↓

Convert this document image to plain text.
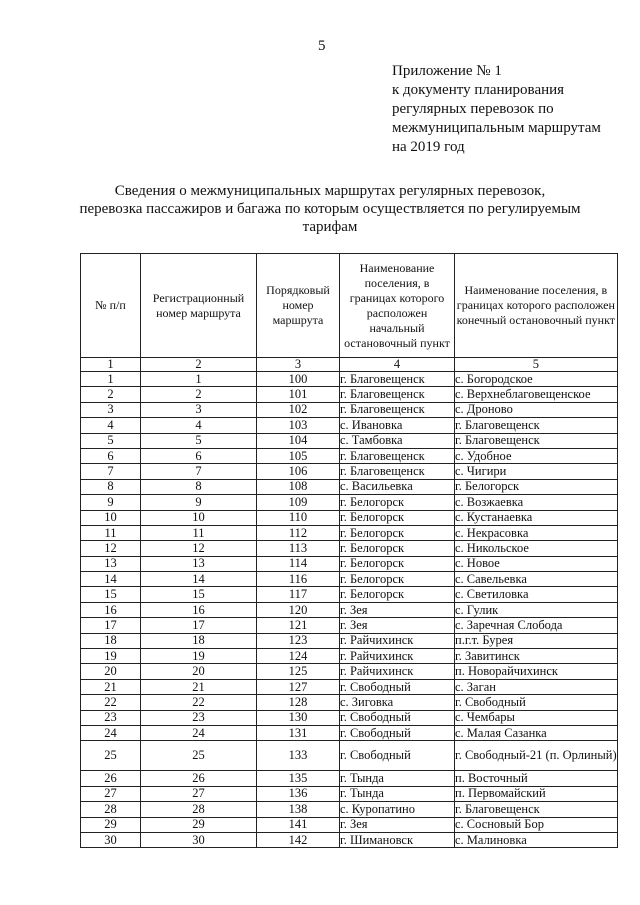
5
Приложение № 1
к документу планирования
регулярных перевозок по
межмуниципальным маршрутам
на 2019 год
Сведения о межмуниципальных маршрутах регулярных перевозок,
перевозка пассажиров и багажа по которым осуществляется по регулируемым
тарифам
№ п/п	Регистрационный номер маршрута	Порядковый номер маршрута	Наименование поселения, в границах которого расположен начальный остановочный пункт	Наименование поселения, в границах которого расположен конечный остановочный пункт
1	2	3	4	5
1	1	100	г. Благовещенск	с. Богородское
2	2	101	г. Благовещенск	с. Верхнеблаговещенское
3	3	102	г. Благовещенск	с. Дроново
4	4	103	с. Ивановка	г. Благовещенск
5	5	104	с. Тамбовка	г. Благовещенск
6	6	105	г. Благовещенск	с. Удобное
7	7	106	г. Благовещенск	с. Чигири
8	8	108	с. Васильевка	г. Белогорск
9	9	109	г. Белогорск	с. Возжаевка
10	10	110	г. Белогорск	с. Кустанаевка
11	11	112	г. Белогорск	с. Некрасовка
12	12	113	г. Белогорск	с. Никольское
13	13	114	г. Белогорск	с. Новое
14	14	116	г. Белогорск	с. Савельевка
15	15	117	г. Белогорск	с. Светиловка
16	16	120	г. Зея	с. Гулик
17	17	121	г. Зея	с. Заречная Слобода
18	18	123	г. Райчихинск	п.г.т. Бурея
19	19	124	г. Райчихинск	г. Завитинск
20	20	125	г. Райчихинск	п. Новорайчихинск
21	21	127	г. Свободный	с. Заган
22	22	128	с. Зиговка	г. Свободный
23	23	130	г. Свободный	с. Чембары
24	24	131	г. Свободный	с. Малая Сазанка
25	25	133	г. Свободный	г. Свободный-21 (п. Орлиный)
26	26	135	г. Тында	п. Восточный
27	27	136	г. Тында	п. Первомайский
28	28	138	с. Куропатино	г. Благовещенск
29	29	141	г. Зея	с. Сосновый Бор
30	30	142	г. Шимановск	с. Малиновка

↑

• [Brief]: Reproduce all entries exactly. Pictures do not belong in the copy.

• [Task answer]:
Convert this document image to plain text.
5
Приложение № 1
к документу планирования
регулярных перевозок по
межмуниципальным маршрутам
на 2019 год
Сведения о межмуниципальных маршрутах регулярных перевозок,
перевозка пассажиров и багажа по которым осуществляется по регулируемым
тарифам
№ п/п	Регистрационный номер маршрута	Порядковый номер маршрута	Наименование поселения, в границах которого расположен начальный остановочный пункт	Наименование поселения, в границах которого расположен конечный остановочный пункт
1	2	3	4	5
1	1	100	г. Благовещенск	с. Богородское
2	2	101	г. Благовещенск	с. Верхнеблаговещенское
3	3	102	г. Благовещенск	с. Дроново
4	4	103	с. Ивановка	г. Благовещенск
5	5	104	с. Тамбовка	г. Благовещенск
6	6	105	г. Благовещенск	с. Удобное
7	7	106	г. Благовещенск	с. Чигири
8	8	108	с. Васильевка	г. Белогорск
9	9	109	г. Белогорск	с. Возжаевка
10	10	110	г. Белогорск	с. Кустанаевка
11	11	112	г. Белогорск	с. Некрасовка
12	12	113	г. Белогорск	с. Никольское
13	13	114	г. Белогорск	с. Новое
14	14	116	г. Белогорск	с. Савельевка
15	15	117	г. Белогорск	с. Светиловка
16	16	120	г. Зея	с. Гулик
17	17	121	г. Зея	с. Заречная Слобода
18	18	123	г. Райчихинск	п.г.т. Бурея
19	19	124	г. Райчихинск	г. Завитинск
20	20	125	г. Райчихинск	п. Новорайчихинск
21	21	127	г. Свободный	с. Заган
22	22	128	с. Зиговка	г. Свободный
23	23	130	г. Свободный	с. Чембары
24	24	131	г. Свободный	с. Малая Сазанка
25	25	133	г. Свободный	г. Свободный-21 (п. Орлиный)
26	26	135	г. Тында	п. Восточный
27	27	136	г. Тында	п. Первомайский
28	28	138	с. Куропатино	г. Благовещенск
29	29	141	г. Зея	с. Сосновый Бор
30	30	142	г. Шимановск	с. Малиновка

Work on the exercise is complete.